◆ WORK INSTRUCTIONS
Wherever the string "estructura" appears in the records, return the line that holds it.

Items listed in a dataset:
◆ ◆ ◆ ◆ ◆

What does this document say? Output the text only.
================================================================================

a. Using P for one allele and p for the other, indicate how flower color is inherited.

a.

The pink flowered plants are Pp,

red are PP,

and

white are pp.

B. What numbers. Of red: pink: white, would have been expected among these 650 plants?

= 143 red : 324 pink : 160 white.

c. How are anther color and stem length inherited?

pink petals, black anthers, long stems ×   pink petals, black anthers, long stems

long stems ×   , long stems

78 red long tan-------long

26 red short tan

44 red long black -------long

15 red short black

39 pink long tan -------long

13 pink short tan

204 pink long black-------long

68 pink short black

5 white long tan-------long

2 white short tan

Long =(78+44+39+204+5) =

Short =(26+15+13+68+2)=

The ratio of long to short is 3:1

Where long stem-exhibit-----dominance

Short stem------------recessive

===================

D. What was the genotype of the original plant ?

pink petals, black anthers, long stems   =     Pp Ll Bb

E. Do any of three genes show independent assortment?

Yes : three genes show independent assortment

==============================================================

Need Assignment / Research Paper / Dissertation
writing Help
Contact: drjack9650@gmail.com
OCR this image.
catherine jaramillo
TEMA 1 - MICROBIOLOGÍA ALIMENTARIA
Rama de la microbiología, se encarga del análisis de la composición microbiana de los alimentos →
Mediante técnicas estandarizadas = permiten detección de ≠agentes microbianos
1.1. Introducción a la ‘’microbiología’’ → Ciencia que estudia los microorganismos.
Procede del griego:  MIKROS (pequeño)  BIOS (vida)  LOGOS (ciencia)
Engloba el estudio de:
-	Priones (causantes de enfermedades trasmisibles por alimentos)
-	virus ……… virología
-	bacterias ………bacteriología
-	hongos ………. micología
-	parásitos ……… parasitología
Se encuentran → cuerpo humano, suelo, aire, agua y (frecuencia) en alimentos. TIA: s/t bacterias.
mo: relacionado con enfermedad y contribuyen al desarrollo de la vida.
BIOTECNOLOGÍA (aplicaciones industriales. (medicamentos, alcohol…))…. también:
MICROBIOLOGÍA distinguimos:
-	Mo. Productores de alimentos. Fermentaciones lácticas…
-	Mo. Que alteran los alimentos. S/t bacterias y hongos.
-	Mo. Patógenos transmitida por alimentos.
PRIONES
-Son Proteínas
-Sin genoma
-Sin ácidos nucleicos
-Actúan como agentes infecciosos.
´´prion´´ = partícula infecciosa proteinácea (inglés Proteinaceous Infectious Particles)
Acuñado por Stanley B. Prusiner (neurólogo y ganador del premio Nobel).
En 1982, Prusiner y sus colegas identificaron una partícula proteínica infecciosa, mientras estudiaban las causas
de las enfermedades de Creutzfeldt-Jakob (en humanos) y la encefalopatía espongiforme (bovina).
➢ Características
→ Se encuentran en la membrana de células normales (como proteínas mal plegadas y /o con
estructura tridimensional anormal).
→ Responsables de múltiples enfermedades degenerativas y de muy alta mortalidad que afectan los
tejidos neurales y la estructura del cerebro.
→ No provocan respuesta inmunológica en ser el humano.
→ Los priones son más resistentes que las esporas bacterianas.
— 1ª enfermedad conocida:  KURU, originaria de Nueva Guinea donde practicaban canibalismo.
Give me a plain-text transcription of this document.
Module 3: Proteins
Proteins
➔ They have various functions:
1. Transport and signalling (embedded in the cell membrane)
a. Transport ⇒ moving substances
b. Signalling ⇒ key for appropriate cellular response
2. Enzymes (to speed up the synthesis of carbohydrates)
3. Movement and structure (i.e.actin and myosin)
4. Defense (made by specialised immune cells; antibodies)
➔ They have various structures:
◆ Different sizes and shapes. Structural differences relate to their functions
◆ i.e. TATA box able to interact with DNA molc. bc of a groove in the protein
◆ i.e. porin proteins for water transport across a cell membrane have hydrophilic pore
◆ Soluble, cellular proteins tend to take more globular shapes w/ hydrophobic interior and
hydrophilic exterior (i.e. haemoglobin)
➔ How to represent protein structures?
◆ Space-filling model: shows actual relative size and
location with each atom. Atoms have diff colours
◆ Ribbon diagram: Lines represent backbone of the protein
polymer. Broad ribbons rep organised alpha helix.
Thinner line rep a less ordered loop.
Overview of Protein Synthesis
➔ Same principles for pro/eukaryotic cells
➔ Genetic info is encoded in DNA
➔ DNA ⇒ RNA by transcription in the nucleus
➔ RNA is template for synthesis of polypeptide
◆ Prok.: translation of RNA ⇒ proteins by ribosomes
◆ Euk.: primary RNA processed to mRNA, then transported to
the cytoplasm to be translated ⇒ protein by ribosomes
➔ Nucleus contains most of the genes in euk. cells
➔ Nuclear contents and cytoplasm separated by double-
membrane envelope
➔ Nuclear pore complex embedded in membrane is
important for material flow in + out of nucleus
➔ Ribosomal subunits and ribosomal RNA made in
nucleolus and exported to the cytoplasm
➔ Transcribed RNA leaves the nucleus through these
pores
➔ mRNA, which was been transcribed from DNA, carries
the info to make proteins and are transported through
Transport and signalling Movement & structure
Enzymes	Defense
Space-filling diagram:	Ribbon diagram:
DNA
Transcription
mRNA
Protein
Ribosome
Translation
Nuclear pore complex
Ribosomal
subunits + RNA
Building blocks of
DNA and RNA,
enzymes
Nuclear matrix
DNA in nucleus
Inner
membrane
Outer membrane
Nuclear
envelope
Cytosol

◆ ◆ ◆ ◆ ◆

◆ EXPECTED OUTPUT
estructura tridimensional anormal).
tejidos neurales y la estructura del cerebro.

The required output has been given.